§ **WHAT NEEDS TO BE DONE**: In the entries that follow, count each line containing "name" and state the total, nothing more.

━━━ SUPPLIED RECORDS

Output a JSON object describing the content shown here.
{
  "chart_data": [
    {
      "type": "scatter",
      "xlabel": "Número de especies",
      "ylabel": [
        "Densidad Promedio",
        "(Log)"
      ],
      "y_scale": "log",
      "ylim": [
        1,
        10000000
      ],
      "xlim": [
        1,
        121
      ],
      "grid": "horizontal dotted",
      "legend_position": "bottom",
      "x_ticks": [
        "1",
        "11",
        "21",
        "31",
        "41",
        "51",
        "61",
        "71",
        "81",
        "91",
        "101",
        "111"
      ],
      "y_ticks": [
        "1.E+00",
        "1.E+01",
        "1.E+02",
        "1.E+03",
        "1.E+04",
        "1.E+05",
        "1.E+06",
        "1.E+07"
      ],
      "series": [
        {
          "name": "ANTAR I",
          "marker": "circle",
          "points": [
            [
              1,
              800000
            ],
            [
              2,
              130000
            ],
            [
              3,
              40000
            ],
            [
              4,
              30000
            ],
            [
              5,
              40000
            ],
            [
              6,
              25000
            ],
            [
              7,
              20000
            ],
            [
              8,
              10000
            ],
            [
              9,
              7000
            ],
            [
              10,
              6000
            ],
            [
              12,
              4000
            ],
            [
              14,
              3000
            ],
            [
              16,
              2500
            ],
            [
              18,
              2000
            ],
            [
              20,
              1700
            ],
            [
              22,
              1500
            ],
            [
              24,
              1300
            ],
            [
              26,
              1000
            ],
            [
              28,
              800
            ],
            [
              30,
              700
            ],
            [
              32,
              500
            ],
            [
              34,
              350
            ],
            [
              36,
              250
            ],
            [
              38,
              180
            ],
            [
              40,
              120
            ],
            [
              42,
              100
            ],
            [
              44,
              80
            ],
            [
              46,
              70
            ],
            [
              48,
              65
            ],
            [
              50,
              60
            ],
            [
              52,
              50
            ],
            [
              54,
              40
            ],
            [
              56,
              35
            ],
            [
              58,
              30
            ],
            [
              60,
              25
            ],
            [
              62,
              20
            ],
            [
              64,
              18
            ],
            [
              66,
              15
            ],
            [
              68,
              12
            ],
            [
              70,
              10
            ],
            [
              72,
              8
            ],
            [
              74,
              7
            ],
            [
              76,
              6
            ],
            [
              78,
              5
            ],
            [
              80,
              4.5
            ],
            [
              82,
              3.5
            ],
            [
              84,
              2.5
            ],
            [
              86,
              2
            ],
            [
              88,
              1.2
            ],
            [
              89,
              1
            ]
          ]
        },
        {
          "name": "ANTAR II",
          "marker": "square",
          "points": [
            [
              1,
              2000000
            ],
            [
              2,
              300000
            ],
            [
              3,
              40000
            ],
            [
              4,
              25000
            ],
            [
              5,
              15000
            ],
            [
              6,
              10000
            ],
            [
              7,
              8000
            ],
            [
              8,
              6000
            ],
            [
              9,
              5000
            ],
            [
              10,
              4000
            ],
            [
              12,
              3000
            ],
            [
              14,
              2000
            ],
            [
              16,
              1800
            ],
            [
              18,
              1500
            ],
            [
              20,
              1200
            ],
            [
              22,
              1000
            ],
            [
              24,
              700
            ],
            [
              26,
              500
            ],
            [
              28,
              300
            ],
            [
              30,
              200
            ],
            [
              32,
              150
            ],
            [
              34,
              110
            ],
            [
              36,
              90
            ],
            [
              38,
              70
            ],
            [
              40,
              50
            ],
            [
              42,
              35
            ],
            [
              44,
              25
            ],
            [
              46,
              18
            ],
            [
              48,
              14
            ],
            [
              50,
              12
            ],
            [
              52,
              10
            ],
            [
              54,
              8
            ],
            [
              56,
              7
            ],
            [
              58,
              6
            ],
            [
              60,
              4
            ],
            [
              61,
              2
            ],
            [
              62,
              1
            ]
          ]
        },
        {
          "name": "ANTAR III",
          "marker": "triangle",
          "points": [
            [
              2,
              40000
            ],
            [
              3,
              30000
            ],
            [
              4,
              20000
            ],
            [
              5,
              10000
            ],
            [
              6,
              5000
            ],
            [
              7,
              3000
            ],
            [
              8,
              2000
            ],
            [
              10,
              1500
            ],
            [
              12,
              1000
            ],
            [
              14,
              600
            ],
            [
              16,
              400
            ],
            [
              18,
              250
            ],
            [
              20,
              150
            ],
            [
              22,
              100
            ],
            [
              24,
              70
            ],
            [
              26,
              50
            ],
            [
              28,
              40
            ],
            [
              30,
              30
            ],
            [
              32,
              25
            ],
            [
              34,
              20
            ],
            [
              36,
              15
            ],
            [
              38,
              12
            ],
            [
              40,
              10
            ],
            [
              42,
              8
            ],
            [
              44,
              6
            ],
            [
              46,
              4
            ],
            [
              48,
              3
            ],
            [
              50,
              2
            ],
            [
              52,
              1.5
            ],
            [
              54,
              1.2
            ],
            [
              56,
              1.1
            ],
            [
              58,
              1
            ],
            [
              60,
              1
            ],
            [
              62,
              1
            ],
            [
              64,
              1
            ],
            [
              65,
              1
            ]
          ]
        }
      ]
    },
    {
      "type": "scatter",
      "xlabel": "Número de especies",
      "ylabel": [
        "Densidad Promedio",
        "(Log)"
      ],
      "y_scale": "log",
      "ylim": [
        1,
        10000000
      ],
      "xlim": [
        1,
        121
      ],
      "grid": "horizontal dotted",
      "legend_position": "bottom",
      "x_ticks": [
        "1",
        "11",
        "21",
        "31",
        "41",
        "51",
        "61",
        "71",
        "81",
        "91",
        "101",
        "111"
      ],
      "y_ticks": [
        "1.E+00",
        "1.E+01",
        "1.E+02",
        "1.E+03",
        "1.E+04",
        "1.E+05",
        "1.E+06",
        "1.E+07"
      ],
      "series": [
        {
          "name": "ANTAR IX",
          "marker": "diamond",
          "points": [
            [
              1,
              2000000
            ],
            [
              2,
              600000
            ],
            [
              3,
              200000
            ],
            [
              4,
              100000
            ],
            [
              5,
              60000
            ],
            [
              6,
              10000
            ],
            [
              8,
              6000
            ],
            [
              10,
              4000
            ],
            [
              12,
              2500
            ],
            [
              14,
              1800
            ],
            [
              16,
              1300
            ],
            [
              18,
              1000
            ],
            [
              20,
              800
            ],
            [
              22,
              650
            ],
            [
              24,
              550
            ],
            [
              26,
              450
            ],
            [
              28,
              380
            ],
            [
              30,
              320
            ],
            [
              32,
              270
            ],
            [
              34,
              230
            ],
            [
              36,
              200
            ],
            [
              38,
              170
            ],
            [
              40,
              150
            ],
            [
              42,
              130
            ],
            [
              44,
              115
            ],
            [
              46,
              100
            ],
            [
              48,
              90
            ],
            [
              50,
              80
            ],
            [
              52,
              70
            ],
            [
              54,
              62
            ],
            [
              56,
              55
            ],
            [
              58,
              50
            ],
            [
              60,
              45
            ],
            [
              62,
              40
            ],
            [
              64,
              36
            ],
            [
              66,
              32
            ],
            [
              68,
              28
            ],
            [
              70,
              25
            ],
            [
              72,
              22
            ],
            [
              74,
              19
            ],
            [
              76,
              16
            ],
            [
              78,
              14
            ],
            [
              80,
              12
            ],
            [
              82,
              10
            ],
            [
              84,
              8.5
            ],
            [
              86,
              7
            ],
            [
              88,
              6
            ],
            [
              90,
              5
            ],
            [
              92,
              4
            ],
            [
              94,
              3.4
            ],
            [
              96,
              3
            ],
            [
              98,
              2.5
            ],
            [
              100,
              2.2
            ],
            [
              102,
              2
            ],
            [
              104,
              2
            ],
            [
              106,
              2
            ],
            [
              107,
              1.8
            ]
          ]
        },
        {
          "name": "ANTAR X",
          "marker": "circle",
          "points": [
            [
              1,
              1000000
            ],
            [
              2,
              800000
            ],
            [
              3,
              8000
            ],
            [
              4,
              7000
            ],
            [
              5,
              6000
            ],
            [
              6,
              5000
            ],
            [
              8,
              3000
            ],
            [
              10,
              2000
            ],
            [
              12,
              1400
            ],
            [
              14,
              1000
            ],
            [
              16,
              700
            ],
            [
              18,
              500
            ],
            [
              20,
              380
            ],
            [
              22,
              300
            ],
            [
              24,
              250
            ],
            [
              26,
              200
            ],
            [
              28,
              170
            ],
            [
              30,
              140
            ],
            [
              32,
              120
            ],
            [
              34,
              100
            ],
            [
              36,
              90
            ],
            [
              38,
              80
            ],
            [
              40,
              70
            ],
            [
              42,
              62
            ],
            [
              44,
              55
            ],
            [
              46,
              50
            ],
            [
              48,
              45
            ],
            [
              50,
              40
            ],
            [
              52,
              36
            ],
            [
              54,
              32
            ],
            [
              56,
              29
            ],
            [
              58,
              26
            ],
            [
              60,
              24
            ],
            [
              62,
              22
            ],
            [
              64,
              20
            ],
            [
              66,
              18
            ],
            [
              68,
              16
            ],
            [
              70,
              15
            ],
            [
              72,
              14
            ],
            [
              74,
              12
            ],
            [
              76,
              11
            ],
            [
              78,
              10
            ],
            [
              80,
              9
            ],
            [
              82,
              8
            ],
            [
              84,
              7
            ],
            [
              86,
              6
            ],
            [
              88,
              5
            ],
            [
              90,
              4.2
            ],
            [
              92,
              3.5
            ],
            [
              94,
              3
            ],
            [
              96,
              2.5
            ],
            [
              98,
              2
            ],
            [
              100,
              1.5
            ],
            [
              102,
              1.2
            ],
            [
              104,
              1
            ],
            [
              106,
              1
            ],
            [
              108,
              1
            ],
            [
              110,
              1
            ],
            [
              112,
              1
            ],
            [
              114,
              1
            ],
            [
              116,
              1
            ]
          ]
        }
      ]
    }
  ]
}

━━━━━━

§ **THE OUTPUT**: 5